WHAT IS NEEDED>
Among the entries that follow, how many lines contain the string "Kadin"? Write the number alone.

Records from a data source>
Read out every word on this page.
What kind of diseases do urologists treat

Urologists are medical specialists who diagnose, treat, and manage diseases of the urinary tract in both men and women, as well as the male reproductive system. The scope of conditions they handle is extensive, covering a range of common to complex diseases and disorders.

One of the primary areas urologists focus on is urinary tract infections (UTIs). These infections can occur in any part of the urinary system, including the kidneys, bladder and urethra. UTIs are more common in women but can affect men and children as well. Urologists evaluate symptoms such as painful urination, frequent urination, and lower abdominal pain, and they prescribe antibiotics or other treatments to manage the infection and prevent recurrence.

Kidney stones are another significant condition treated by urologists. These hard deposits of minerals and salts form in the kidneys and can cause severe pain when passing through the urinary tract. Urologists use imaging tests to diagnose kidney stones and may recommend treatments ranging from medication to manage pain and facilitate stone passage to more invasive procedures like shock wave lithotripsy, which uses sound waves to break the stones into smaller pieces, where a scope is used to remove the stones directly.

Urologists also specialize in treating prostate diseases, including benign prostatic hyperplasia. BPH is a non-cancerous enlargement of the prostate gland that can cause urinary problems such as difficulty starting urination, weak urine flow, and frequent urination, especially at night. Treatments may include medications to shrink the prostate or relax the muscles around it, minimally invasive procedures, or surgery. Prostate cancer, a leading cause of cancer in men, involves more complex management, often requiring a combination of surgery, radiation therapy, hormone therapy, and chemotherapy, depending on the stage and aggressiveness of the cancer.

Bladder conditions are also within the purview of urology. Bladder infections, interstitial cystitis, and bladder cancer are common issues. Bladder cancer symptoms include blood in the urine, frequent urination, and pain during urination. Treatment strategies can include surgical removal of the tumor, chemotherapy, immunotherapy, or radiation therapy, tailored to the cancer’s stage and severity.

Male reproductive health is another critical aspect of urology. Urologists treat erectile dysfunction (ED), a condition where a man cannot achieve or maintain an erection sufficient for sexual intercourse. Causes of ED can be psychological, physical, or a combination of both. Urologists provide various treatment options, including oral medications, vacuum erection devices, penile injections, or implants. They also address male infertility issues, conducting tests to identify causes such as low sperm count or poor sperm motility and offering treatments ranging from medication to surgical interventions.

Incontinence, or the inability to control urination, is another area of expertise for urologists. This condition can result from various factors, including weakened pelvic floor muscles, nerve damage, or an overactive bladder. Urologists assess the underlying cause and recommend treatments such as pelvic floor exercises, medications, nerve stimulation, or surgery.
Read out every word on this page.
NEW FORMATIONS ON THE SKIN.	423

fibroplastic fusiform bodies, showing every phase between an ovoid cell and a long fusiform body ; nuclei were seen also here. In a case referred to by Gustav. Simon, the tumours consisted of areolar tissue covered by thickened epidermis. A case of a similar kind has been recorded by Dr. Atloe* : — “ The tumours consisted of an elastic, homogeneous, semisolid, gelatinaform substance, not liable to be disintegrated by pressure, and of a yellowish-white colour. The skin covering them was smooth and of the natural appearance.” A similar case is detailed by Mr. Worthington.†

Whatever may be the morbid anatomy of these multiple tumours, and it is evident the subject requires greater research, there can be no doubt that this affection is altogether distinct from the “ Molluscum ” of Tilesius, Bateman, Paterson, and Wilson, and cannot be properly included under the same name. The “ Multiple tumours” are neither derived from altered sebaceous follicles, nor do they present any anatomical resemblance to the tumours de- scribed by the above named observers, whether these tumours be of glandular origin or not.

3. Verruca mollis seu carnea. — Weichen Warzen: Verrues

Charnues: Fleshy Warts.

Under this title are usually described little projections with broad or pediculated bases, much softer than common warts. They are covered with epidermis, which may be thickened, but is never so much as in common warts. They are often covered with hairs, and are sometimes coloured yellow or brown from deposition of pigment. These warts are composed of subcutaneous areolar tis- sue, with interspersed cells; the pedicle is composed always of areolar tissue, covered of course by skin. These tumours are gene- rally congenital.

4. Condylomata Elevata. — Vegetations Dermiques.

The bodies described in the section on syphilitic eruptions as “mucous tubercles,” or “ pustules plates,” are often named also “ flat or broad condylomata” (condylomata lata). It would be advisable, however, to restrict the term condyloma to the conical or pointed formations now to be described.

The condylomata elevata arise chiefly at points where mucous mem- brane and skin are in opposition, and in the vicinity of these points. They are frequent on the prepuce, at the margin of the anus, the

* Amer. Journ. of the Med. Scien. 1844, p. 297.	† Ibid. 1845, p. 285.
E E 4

---

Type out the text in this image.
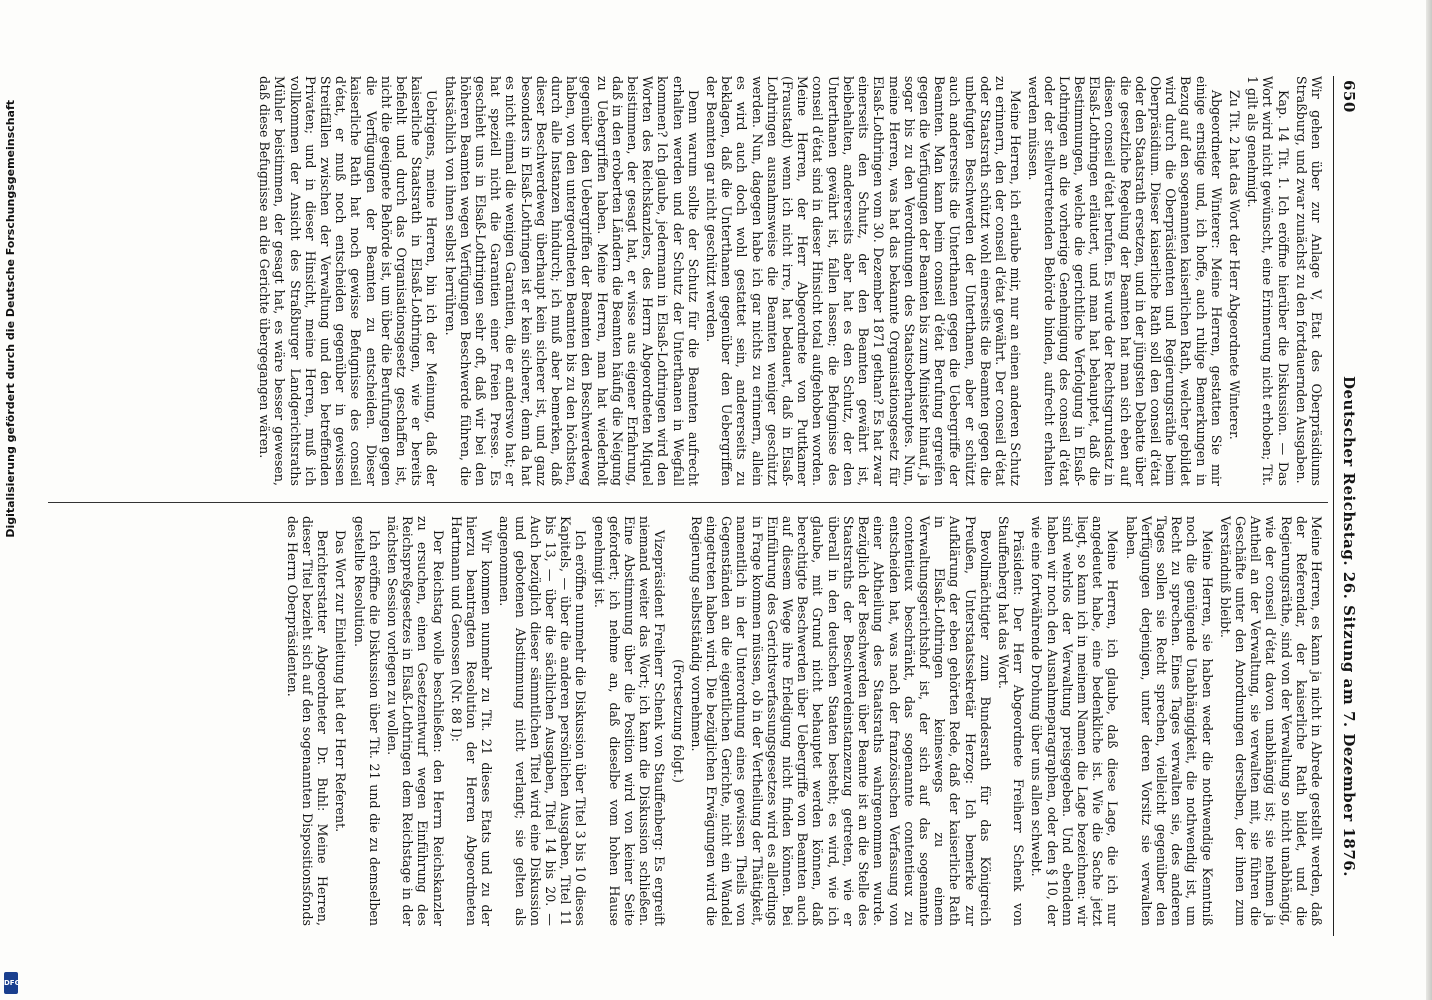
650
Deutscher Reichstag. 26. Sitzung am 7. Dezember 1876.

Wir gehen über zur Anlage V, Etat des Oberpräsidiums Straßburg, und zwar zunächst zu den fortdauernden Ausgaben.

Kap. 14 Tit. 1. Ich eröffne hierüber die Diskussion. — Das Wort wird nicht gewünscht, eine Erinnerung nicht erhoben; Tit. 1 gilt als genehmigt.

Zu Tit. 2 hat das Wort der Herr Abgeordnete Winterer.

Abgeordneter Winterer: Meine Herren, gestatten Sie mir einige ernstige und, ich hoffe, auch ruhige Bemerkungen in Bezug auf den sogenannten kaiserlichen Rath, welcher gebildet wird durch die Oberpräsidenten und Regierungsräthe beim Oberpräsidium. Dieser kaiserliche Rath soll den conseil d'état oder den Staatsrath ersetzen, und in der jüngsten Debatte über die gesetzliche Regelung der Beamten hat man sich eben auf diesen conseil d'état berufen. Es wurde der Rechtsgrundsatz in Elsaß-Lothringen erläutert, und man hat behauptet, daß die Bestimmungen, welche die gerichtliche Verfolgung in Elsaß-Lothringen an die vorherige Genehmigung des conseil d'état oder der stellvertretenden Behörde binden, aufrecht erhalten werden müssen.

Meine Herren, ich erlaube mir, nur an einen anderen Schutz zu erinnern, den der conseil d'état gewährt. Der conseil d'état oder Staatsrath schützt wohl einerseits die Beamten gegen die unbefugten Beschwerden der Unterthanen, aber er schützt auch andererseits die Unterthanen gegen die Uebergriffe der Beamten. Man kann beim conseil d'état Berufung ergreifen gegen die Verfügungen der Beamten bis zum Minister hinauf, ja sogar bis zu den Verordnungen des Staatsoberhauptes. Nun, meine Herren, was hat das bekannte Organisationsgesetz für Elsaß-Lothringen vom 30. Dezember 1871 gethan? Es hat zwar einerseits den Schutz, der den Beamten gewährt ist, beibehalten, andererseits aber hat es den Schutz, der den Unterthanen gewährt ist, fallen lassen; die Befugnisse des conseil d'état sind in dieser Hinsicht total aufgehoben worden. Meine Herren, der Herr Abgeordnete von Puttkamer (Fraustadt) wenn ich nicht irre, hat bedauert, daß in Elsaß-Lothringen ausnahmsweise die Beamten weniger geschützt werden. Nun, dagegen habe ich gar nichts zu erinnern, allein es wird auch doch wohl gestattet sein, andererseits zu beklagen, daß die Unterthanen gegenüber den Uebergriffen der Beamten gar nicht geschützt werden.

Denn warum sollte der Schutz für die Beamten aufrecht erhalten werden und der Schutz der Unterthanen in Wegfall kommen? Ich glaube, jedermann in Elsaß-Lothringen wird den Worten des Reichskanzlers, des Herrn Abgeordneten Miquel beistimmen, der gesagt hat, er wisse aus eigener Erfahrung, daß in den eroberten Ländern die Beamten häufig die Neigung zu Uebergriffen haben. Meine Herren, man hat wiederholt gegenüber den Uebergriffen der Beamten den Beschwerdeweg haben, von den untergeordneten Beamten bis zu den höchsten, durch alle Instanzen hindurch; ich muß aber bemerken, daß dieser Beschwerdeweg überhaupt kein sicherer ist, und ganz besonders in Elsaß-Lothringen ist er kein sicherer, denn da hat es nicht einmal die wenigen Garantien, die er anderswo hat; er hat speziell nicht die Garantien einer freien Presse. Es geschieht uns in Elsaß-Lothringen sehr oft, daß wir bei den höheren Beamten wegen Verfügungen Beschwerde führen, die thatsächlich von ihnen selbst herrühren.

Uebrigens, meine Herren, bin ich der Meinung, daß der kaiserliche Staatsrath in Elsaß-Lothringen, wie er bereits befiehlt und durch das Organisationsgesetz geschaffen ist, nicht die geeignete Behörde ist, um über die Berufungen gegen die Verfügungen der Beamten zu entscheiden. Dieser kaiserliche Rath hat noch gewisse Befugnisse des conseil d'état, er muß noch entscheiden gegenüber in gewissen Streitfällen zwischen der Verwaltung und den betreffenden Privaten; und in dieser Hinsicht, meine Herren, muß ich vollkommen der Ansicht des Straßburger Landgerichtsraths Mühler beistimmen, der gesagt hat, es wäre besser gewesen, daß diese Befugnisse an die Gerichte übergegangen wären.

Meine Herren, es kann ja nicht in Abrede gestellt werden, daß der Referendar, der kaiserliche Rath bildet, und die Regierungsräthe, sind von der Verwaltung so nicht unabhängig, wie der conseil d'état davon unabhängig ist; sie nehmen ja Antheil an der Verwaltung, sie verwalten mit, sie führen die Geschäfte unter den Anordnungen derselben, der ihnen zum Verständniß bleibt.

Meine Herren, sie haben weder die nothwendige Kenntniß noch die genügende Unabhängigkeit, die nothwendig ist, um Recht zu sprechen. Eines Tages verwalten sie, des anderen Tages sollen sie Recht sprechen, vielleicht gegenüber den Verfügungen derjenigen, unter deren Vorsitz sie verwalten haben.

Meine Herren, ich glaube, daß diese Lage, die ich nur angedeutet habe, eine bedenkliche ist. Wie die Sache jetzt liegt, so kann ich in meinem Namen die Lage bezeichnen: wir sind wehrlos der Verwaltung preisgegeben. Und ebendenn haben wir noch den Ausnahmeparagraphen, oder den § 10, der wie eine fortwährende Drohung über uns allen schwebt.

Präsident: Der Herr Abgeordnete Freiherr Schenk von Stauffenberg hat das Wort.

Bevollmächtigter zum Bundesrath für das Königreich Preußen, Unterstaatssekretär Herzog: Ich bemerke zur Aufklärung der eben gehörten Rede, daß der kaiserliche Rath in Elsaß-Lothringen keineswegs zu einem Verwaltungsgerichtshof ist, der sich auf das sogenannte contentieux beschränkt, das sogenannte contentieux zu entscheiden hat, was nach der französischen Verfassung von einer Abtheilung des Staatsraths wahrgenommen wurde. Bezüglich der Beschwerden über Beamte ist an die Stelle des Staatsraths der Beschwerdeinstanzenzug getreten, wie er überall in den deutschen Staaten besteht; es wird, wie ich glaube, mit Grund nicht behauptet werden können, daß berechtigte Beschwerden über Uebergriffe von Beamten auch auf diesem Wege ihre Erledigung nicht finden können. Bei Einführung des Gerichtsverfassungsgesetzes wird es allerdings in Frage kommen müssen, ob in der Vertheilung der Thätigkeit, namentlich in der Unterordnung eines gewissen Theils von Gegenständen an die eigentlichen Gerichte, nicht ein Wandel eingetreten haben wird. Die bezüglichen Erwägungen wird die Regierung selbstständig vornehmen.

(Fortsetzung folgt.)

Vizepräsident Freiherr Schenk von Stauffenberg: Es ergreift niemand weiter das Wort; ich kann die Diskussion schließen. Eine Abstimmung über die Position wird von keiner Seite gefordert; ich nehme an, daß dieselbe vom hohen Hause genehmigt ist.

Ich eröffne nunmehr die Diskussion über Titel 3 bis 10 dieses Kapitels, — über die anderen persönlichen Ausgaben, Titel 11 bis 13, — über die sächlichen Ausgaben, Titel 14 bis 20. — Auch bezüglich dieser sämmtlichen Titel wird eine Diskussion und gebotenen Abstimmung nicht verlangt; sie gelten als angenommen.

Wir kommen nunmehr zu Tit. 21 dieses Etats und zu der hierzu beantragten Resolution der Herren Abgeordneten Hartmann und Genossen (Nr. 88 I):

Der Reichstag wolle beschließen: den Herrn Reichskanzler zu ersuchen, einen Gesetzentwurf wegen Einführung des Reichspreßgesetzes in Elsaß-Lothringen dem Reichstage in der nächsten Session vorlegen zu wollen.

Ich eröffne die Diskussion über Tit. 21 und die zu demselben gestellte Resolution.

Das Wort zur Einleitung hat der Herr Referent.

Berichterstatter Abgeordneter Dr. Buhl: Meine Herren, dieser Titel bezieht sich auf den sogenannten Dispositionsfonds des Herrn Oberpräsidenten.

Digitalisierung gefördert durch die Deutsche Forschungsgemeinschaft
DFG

...

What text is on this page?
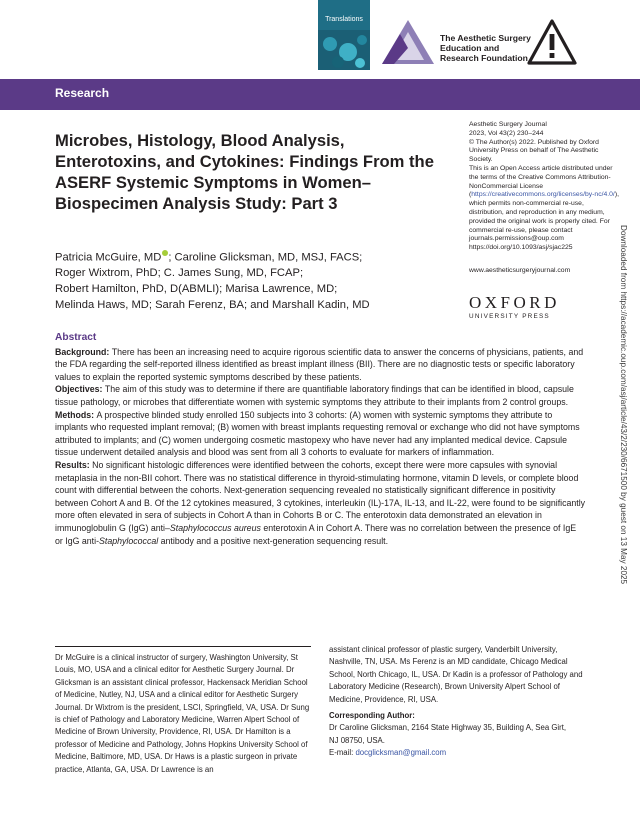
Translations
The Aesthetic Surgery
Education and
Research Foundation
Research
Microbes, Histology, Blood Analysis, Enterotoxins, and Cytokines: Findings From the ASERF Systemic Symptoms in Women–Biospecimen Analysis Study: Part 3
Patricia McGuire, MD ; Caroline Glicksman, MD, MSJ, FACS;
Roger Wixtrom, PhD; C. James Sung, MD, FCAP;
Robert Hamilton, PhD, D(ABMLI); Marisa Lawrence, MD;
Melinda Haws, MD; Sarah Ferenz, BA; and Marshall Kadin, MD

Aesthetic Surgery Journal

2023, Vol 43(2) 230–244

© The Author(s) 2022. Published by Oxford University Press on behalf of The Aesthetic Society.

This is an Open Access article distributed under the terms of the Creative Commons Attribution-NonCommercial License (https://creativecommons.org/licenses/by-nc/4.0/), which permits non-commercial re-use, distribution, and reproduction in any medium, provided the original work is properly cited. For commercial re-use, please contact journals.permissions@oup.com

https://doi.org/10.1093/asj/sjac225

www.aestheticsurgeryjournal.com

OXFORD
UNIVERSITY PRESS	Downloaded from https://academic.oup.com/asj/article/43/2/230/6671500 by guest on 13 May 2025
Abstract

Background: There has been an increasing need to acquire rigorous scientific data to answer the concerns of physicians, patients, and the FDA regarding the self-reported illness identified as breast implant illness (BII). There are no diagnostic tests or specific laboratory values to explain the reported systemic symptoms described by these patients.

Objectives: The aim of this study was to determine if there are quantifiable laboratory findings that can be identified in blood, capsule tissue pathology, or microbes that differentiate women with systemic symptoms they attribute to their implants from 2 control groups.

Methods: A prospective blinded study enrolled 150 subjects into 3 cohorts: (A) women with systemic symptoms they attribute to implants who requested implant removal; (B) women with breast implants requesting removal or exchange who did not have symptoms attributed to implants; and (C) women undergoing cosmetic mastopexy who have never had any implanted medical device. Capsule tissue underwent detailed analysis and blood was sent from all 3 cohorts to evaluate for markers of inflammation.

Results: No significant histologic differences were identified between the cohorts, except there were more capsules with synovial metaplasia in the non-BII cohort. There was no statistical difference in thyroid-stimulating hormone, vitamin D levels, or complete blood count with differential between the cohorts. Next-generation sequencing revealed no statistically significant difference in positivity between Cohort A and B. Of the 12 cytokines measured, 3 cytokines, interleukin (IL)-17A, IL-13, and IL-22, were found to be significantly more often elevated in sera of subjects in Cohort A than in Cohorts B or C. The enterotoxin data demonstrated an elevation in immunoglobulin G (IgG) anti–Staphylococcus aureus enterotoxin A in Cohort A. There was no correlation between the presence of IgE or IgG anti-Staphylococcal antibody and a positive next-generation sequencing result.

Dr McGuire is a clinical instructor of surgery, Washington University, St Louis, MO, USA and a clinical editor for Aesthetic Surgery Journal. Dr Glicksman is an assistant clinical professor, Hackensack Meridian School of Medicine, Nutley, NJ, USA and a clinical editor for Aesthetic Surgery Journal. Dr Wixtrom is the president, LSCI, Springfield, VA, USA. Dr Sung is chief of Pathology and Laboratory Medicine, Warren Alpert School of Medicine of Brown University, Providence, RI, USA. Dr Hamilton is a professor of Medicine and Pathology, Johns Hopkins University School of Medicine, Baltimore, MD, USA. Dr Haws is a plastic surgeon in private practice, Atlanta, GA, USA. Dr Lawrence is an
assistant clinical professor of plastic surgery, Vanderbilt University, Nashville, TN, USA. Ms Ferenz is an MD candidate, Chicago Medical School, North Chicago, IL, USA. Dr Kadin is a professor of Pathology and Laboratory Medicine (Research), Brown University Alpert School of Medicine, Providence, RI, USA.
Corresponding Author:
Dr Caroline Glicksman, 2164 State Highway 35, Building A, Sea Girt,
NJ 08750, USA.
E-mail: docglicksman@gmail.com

WRITTEN SOLUTION>
2